--- Start Excerpt ---

What follows is a portion of the Common Core Geometry exam. Other parts will be posted on other days. Illustrations will be added at a later time when they become available.

### August 2016 Geometry Regents, Part I

**1. ***In the diagram below, lines l, m, n and p intersect line r.
*

Which statement is true?

Which statement is true?

(2) l || p. If two exterior angles on the same side of a transversal are supplementary, then the lines are parallel. The sum of 112 and 68 is 180 degrees.

**2. ***Which transformation would not always proudce an image that would be congruent to the original figure?
*

(2) dilation. A dilation will change the size of an image, so it will not be congruent. The others only change the orientation.

**3. ***If an equilateral triangle is continuously rotated around ones of its medians, which 3-dimensional object is generated? *

(1) cone. One point will stay in play and the other two will form a circle.

**4. ***In the diagram below, m<BDC = 100, m<A = 50, and m<DBC = 30.
*

Which statement is true?

Which statement is true?

(2) Triangle ABC is isosceles. BDC = 100, DBC = 30, so <C = 50, because 100 + 30 + 50 = 180. Angle A is also 50. Beacuse angle A = angle C, it is an isosceles triangle.

--- End Excerpt ---
--- Start Dataset section ---

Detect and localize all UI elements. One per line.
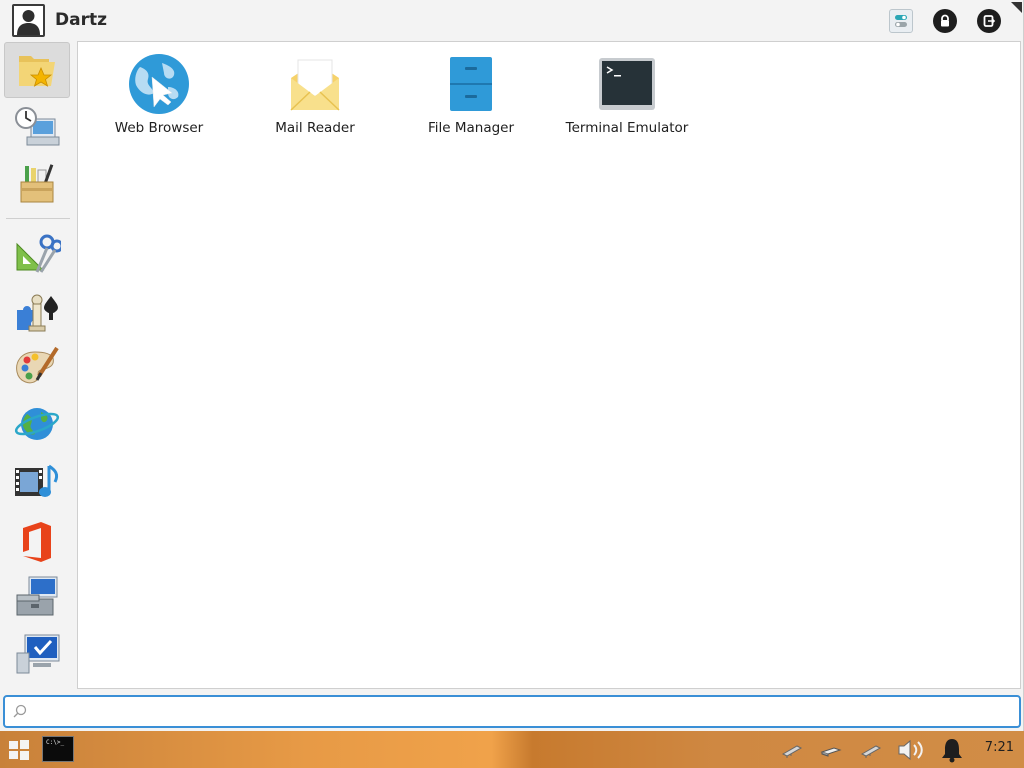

--- End Dataset section ---

**Work to complete**
[A] In the geometry exam walkthrough, why does the explanation for question 4 conclude that triangle ABC is isosceles?
[B] Which lines does question 1 of the geometry exam walkthrough say intersect line r?
[C] Can you carry on the August 2016 Geometry Regents walkthrough past its last sentence?

**Per-task outputs**
[A] Since m<BDC = 100 and m<DBC = 30, angle C must be 50 so that the angles total 180. Angle A is also 50, and because angle A equals angle C, the triangle is isosceles.

[B] l, m, n and p

[C]
**5. ***Which point shown in the graph below is the image of point P after a counterclockwise rotation of 90 ^{o} about the angle?*

(1) A. Counterclockwise from Quadrant IV brings you to Quadrant I. Point P is close to the x-axis, so the image will be close to the y-axis, which is where A is. Point B looks like a *reflection* across the x-axis.

**6. ***In triangle ABC, where <C is a right angle, cos A = SQRT(21) / 5. What is sin B?
*

(1) SQRT(21) / 5. Because Sin B = Cos A

**7. ***Quadrilateral ABCD with diagonals AC and BD is shown in the diagram below.
*

Which information is not enough to prove ABCD is a parallelogram?

Which information is not enough to prove ABCD is a parallelogram?

(3) AB = CD and BC || AD. Either two pairs of parallel sides are needed, or two pair of congruent sides, or one pair that is *both* parallel and congruent would prove it. However, one pair of parallel sides and a different pair congruent is not sufficient. That information could be true is ABCD was, for example, an isosceles trapezoid.

**8. ***An equilateral triangle has sides of length 20. To the nearest tenth, what is the height of the equilateral triangle?*

(3) 17.3. You could guess this one. Draw a triangle and an altitude. Choice (1) 10 is the length of the base of the right triangle you just created. Choice (4) 23.1 is longer than the hypotenuse. It's either (2) or (3), but you know that it will be much bigger than the base. In fact, it will be the base TIMES SQRT (3), which is approximately 1.732. So 10(1.732) = 17.32.

Using the **Pythagorean Theorem**: x^{2} + 10^{2} = 20^{2}

so x^{2} + 100 = 400

so x^{2} = 300

x = 17.3205..., which is 17.3 to the nearest tenth.

**9. ***Given: Triangle AEC, triangle DEF, and FE perpendicular to CE
*

What is a correct sequence of similarity transformations that shows triangle AEC ~ triangle DEF?

What is a correct sequence of similarity transformations that shows triangle AEC ~ triangle DEF?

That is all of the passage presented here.